- **WORK TO DO**:
Write out all lines holding the word "subtext".

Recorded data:

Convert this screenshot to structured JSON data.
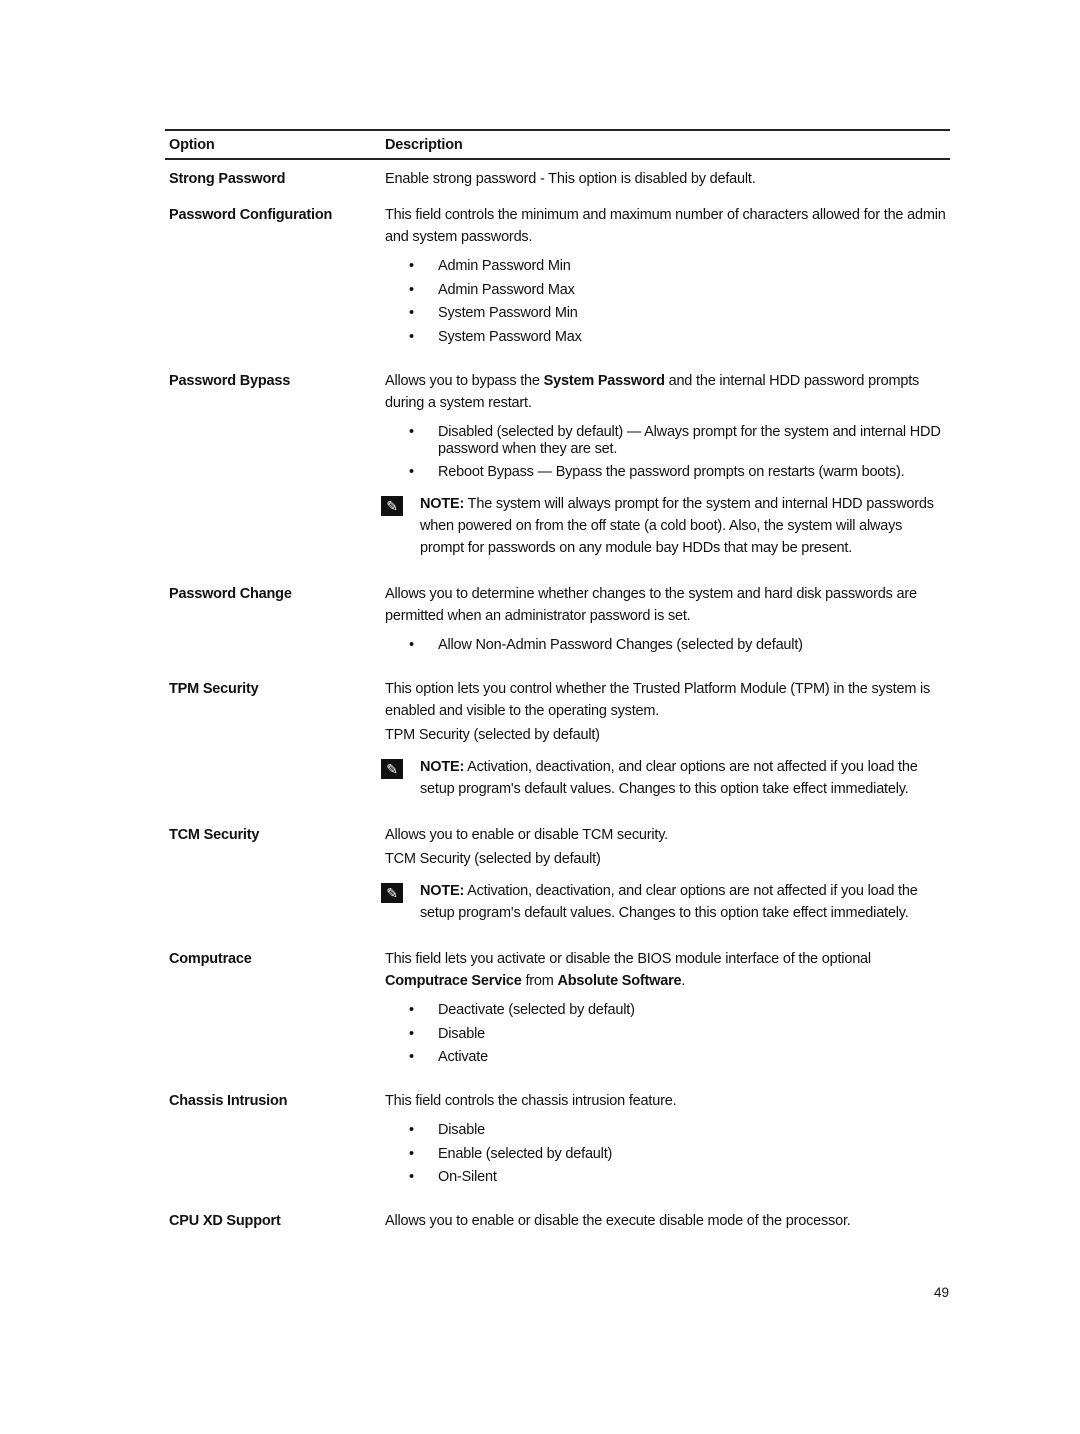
{
  "table": {
    "headers": {
      "option": "Option",
      "description": "Description"
    },
    "rows": [
      {
        "option": "Strong Password",
        "text": "Enable strong password - This option is disabled by default."
      },
      {
        "option": "Password Configuration",
        "text": "This field controls the minimum and maximum number of characters allowed for the admin and system passwords.",
        "bullets": [
          "Admin Password Min",
          "Admin Password Max",
          "System Password Min",
          "System Password Max"
        ]
      },
      {
        "option": "Password Bypass",
        "text_parts": [
          "Allows you to bypass the ",
          "System Password",
          " and the internal HDD password prompts during a system restart."
        ],
        "bullets": [
          "Disabled (selected by default) — Always prompt for the system and internal HDD password when they are set.",
          "Reboot Bypass — Bypass the password prompts on restarts (warm boots)."
        ],
        "note_label": "NOTE:",
        "note": " The system will always prompt for the system and internal HDD passwords when powered on from the off state (a cold boot). Also, the system will always prompt for passwords on any module bay HDDs that may be present."
      },
      {
        "option": "Password Change",
        "text": "Allows you to determine whether changes to the system and hard disk passwords are permitted when an administrator password is set.",
        "bullets": [
          "Allow Non-Admin Password Changes (selected by default)"
        ]
      },
      {
        "option": "TPM Security",
        "text": "This option lets you control whether the Trusted Platform Module (TPM) in the system is enabled and visible to the operating system.",
        "subtext": "TPM Security (selected by default)",
        "note_label": "NOTE:",
        "note": " Activation, deactivation, and clear options are not affected if you load the setup program's default values. Changes to this option take effect immediately."
      },
      {
        "option": "TCM Security",
        "text": "Allows you to enable or disable TCM security.",
        "subtext": "TCM Security (selected by default)",
        "note_label": "NOTE:",
        "note": " Activation, deactivation, and clear options are not affected if you load the setup program's default values. Changes to this option take effect immediately."
      },
      {
        "option": "Computrace",
        "text_parts": [
          "This field lets you activate or disable the BIOS module interface of the optional ",
          "Computrace Service",
          " from ",
          "Absolute Software",
          "."
        ],
        "bullets": [
          "Deactivate (selected by default)",
          "Disable",
          "Activate"
        ]
      },
      {
        "option": "Chassis Intrusion",
        "text": "This field controls the chassis intrusion feature.",
        "bullets": [
          "Disable",
          "Enable (selected by default)",
          "On-Silent"
        ]
      },
      {
        "option": "CPU XD Support",
        "text": "Allows you to enable or disable the execute disable mode of the processor."
      }
    ]
  },
  "icons": {
    "note": "pencil-note-icon"
  },
  "page_number": "49"
}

- **SOLVED EXERCISE**:
        "subtext": "TPM Security (selected by default)",
        "subtext": "TCM Security (selected by default)",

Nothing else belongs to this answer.